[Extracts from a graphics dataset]

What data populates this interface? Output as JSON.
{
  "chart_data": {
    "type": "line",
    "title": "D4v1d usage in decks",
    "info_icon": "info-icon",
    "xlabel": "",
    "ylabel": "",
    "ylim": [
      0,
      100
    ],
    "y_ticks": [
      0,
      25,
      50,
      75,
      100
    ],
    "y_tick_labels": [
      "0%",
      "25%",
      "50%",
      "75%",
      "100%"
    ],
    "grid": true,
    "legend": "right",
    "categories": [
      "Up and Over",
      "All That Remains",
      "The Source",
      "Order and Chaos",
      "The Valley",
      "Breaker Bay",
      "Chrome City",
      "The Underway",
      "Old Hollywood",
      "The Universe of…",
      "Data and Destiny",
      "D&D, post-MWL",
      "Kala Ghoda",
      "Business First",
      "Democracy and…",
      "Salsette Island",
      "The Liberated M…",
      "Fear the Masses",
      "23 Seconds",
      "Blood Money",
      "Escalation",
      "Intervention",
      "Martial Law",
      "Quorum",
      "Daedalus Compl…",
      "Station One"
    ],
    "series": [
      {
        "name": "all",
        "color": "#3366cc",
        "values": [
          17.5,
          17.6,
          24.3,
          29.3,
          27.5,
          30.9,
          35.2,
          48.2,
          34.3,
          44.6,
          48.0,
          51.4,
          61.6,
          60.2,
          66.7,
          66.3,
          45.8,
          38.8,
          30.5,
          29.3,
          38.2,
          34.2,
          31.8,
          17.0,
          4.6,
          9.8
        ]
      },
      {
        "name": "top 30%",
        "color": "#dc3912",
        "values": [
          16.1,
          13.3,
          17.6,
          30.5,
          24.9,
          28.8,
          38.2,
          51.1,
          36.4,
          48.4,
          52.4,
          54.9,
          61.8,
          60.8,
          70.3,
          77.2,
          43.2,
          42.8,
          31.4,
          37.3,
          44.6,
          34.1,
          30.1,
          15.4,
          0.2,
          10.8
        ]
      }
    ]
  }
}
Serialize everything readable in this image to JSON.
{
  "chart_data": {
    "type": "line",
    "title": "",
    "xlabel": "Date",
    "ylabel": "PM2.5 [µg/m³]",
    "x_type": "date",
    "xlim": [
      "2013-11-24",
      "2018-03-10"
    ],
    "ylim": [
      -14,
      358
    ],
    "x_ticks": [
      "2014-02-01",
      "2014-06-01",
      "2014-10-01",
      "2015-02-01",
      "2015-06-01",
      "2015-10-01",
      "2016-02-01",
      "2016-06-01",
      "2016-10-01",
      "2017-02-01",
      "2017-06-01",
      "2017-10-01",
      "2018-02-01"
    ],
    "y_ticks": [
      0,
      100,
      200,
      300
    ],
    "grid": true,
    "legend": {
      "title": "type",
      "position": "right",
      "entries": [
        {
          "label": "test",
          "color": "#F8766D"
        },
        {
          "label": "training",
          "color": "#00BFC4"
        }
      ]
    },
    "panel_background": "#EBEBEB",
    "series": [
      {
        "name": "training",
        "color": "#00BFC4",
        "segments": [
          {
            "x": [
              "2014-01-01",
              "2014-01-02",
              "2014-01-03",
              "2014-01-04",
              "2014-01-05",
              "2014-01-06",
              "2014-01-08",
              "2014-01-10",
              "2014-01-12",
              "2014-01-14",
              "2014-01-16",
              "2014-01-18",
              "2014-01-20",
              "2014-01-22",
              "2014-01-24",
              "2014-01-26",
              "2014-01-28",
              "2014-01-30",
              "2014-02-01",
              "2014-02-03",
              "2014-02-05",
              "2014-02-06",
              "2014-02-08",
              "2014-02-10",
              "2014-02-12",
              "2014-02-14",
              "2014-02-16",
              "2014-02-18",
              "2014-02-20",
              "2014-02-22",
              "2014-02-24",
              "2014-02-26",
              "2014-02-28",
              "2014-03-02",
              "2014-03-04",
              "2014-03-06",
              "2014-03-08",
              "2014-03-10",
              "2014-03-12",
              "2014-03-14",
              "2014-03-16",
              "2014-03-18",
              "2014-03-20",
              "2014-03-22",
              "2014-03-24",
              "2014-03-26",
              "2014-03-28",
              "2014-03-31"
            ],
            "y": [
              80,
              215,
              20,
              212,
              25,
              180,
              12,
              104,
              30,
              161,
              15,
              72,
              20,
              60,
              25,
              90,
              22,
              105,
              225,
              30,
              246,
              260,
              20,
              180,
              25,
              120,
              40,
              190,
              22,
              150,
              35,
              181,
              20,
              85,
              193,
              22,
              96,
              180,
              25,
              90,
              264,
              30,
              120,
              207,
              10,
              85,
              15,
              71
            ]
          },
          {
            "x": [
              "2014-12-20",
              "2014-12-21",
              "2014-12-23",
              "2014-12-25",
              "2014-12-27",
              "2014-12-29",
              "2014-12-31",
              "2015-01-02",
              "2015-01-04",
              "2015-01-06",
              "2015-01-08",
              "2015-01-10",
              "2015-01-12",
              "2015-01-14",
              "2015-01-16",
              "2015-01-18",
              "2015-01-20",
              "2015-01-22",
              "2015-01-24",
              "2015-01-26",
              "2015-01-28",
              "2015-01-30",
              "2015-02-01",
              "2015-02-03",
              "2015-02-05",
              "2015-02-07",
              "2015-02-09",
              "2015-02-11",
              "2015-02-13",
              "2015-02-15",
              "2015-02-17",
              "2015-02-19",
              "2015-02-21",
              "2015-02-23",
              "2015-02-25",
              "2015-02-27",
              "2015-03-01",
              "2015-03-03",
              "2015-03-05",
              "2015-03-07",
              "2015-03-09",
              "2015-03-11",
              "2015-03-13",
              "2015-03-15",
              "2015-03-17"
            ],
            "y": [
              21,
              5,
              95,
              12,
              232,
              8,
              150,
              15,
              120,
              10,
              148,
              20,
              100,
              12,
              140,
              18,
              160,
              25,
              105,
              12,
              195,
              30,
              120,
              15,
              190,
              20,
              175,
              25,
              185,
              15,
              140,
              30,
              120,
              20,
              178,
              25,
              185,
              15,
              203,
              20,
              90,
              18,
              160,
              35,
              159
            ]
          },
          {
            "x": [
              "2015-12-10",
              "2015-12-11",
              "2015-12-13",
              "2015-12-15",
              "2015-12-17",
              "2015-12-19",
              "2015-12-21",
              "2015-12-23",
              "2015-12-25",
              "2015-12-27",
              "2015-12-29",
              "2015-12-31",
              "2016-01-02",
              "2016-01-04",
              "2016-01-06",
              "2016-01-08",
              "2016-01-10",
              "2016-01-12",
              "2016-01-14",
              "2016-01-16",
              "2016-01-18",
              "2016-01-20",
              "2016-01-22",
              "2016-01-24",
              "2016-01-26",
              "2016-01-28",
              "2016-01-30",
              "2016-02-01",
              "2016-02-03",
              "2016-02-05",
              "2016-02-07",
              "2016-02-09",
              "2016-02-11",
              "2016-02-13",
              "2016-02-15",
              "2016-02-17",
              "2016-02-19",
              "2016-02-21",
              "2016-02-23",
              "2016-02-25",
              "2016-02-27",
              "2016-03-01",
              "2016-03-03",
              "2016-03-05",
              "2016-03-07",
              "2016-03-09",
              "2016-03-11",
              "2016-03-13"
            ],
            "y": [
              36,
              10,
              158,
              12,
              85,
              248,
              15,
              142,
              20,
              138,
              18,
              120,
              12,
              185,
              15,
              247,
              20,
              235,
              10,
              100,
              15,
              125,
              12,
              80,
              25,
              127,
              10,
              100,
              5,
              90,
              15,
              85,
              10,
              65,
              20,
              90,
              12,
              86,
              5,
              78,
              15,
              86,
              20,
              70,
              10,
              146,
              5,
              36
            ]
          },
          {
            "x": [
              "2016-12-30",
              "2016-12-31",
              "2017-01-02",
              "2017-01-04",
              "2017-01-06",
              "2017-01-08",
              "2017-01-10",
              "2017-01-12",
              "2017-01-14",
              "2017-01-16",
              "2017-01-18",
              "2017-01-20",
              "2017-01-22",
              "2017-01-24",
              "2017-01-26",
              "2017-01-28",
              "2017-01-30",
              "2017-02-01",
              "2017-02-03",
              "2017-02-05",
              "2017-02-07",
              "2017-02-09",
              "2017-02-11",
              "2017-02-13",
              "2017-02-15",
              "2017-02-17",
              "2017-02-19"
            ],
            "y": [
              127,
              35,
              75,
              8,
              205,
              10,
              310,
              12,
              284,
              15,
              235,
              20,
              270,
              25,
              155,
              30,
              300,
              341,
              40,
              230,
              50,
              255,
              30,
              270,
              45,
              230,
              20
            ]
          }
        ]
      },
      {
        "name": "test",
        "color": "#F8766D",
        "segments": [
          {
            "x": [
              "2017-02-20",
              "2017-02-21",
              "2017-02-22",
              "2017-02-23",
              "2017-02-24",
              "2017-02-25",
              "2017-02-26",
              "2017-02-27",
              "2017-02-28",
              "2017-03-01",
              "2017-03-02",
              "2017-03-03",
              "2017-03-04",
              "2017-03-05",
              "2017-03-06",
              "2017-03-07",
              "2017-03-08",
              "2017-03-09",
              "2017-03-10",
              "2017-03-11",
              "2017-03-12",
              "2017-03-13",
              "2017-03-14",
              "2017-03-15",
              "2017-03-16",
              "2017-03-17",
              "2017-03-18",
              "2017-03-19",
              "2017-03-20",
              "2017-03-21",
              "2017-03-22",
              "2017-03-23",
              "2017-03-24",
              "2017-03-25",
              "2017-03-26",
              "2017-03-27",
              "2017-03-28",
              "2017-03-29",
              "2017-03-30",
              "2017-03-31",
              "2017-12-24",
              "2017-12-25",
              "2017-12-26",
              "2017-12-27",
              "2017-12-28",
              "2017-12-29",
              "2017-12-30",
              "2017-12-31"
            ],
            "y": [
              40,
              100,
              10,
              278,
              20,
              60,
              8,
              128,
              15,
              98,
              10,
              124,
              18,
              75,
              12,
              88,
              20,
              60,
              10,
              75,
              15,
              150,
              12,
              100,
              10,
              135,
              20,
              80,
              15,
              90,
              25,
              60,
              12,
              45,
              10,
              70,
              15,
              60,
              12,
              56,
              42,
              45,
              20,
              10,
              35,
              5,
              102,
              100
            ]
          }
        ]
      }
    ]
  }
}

(Given problem): Pick out the lines containing the word "name" and show them.

(Written solution):
        "name": "all",
        "name": "top 30%",
        "name": "training",
        "name": "test",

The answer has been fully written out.